Items from a data source
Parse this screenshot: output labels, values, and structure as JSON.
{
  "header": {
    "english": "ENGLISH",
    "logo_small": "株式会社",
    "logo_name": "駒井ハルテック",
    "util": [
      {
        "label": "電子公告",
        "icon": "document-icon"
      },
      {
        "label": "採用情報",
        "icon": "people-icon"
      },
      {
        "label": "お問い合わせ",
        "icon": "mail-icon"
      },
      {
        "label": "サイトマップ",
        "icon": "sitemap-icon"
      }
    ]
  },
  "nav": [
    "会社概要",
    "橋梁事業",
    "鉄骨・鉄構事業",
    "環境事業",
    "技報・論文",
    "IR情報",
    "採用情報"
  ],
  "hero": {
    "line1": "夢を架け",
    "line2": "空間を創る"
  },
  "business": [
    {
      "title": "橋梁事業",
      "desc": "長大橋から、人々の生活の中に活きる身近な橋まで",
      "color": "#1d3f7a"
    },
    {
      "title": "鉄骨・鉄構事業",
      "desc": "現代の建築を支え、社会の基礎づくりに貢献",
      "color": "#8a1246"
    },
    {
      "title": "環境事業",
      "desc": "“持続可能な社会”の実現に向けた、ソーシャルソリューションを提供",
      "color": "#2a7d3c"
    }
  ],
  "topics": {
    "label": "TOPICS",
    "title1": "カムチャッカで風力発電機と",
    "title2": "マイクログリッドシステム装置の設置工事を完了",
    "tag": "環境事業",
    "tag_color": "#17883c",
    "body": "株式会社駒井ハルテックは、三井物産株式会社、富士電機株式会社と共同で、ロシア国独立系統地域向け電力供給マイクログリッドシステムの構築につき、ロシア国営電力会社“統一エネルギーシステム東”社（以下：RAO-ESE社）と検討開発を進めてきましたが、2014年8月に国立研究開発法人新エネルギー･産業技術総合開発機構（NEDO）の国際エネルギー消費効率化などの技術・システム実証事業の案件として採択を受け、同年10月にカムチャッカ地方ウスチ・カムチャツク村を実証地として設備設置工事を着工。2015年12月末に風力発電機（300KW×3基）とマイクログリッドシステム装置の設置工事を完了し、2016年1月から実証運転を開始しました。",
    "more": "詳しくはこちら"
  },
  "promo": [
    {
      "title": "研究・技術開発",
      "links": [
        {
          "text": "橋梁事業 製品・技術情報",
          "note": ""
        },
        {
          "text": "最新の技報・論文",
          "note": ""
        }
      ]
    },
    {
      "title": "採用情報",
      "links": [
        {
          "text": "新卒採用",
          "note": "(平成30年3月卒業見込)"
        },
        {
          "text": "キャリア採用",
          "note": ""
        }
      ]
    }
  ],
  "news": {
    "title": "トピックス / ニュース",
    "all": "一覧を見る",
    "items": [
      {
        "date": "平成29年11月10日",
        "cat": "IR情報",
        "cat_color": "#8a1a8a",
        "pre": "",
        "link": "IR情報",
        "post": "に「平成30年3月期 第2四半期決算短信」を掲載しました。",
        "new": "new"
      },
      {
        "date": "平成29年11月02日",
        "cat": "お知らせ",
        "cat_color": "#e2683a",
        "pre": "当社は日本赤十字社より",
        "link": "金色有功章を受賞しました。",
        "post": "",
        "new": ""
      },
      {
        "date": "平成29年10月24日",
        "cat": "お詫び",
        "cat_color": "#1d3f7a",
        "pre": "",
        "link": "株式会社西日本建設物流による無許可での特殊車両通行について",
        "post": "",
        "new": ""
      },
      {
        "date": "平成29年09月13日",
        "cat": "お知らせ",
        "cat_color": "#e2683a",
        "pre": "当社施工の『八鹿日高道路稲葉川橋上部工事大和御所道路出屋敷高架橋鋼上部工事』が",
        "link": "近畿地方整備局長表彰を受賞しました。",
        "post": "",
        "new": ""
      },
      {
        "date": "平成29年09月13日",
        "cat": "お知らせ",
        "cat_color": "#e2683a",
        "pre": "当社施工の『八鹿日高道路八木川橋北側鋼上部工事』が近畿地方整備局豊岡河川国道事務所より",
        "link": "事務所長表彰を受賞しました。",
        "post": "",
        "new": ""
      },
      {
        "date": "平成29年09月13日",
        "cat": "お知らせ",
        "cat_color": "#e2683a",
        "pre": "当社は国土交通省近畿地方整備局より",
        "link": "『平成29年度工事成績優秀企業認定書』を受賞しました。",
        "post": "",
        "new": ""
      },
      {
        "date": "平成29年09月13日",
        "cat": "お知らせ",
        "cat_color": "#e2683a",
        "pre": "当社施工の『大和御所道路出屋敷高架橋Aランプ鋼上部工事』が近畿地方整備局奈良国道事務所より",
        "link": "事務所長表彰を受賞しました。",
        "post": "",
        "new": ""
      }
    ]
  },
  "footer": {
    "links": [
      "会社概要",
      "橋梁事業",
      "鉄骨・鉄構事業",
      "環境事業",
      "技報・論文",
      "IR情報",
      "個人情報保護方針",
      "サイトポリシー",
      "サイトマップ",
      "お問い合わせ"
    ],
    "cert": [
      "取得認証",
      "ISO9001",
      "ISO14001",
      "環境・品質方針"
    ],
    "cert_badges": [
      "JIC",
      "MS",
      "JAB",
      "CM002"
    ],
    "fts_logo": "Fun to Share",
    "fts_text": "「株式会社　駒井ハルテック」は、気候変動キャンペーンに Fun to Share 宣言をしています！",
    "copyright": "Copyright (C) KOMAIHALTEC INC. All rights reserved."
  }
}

### YOUR INSTRUCTIONS
Give every line of the material again, exactly as it reads.

### TASK RESULT
Parse this screenshot: output labels, values, and structure as JSON.
{
  "header": {
    "english": "ENGLISH",
    "logo_small": "株式会社",
    "logo_name": "駒井ハルテック",
    "util": [
      {
        "label": "電子公告",
        "icon": "document-icon"
      },
      {
        "label": "採用情報",
        "icon": "people-icon"
      },
      {
        "label": "お問い合わせ",
        "icon": "mail-icon"
      },
      {
        "label": "サイトマップ",
        "icon": "sitemap-icon"
      }
    ]
  },
  "nav": [
    "会社概要",
    "橋梁事業",
    "鉄骨・鉄構事業",
    "環境事業",
    "技報・論文",
    "IR情報",
    "採用情報"
  ],
  "hero": {
    "line1": "夢を架け",
    "line2": "空間を創る"
  },
  "business": [
    {
      "title": "橋梁事業",
      "desc": "長大橋から、人々の生活の中に活きる身近な橋まで",
      "color": "#1d3f7a"
    },
    {
      "title": "鉄骨・鉄構事業",
      "desc": "現代の建築を支え、社会の基礎づくりに貢献",
      "color": "#8a1246"
    },
    {
      "title": "環境事業",
      "desc": "“持続可能な社会”の実現に向けた、ソーシャルソリューションを提供",
      "color": "#2a7d3c"
    }
  ],
  "topics": {
    "label": "TOPICS",
    "title1": "カムチャッカで風力発電機と",
    "title2": "マイクログリッドシステム装置の設置工事を完了",
    "tag": "環境事業",
    "tag_color": "#17883c",
    "body": "株式会社駒井ハルテックは、三井物産株式会社、富士電機株式会社と共同で、ロシア国独立系統地域向け電力供給マイクログリッドシステムの構築につき、ロシア国営電力会社“統一エネルギーシステム東”社（以下：RAO-ESE社）と検討開発を進めてきましたが、2014年8月に国立研究開発法人新エネルギー･産業技術総合開発機構（NEDO）の国際エネルギー消費効率化などの技術・システム実証事業の案件として採択を受け、同年10月にカムチャッカ地方ウスチ・カムチャツク村を実証地として設備設置工事を着工。2015年12月末に風力発電機（300KW×3基）とマイクログリッドシステム装置の設置工事を完了し、2016年1月から実証運転を開始しました。",
    "more": "詳しくはこちら"
  },
  "promo": [
    {
      "title": "研究・技術開発",
      "links": [
        {
          "text": "橋梁事業 製品・技術情報",
          "note": ""
        },
        {
          "text": "最新の技報・論文",
          "note": ""
        }
      ]
    },
    {
      "title": "採用情報",
      "links": [
        {
          "text": "新卒採用",
          "note": "(平成30年3月卒業見込)"
        },
        {
          "text": "キャリア採用",
          "note": ""
        }
      ]
    }
  ],
  "news": {
    "title": "トピックス / ニュース",
    "all": "一覧を見る",
    "items": [
      {
        "date": "平成29年11月10日",
        "cat": "IR情報",
        "cat_color": "#8a1a8a",
        "pre": "",
        "link": "IR情報",
        "post": "に「平成30年3月期 第2四半期決算短信」を掲載しました。",
        "new": "new"
      },
      {
        "date": "平成29年11月02日",
        "cat": "お知らせ",
        "cat_color": "#e2683a",
        "pre": "当社は日本赤十字社より",
        "link": "金色有功章を受賞しました。",
        "post": "",
        "new": ""
      },
      {
        "date": "平成29年10月24日",
        "cat": "お詫び",
        "cat_color": "#1d3f7a",
        "pre": "",
        "link": "株式会社西日本建設物流による無許可での特殊車両通行について",
        "post": "",
        "new": ""
      },
      {
        "date": "平成29年09月13日",
        "cat": "お知らせ",
        "cat_color": "#e2683a",
        "pre": "当社施工の『八鹿日高道路稲葉川橋上部工事大和御所道路出屋敷高架橋鋼上部工事』が",
        "link": "近畿地方整備局長表彰を受賞しました。",
        "post": "",
        "new": ""
      },
      {
        "date": "平成29年09月13日",
        "cat": "お知らせ",
        "cat_color": "#e2683a",
        "pre": "当社施工の『八鹿日高道路八木川橋北側鋼上部工事』が近畿地方整備局豊岡河川国道事務所より",
        "link": "事務所長表彰を受賞しました。",
        "post": "",
        "new": ""
      },
      {
        "date": "平成29年09月13日",
        "cat": "お知らせ",
        "cat_color": "#e2683a",
        "pre": "当社は国土交通省近畿地方整備局より",
        "link": "『平成29年度工事成績優秀企業認定書』を受賞しました。",
        "post": "",
        "new": ""
      },
      {
        "date": "平成29年09月13日",
        "cat": "お知らせ",
        "cat_color": "#e2683a",
        "pre": "当社施工の『大和御所道路出屋敷高架橋Aランプ鋼上部工事』が近畿地方整備局奈良国道事務所より",
        "link": "事務所長表彰を受賞しました。",
        "post": "",
        "new": ""
      }
    ]
  },
  "footer": {
    "links": [
      "会社概要",
      "橋梁事業",
      "鉄骨・鉄構事業",
      "環境事業",
      "技報・論文",
      "IR情報",
      "個人情報保護方針",
      "サイトポリシー",
      "サイトマップ",
      "お問い合わせ"
    ],
    "cert": [
      "取得認証",
      "ISO9001",
      "ISO14001",
      "環境・品質方針"
    ],
    "cert_badges": [
      "JIC",
      "MS",
      "JAB",
      "CM002"
    ],
    "fts_logo": "Fun to Share",
    "fts_text": "「株式会社　駒井ハルテック」は、気候変動キャンペーンに Fun to Share 宣言をしています！",
    "copyright": "Copyright (C) KOMAIHALTEC INC. All rights reserved."
  }
}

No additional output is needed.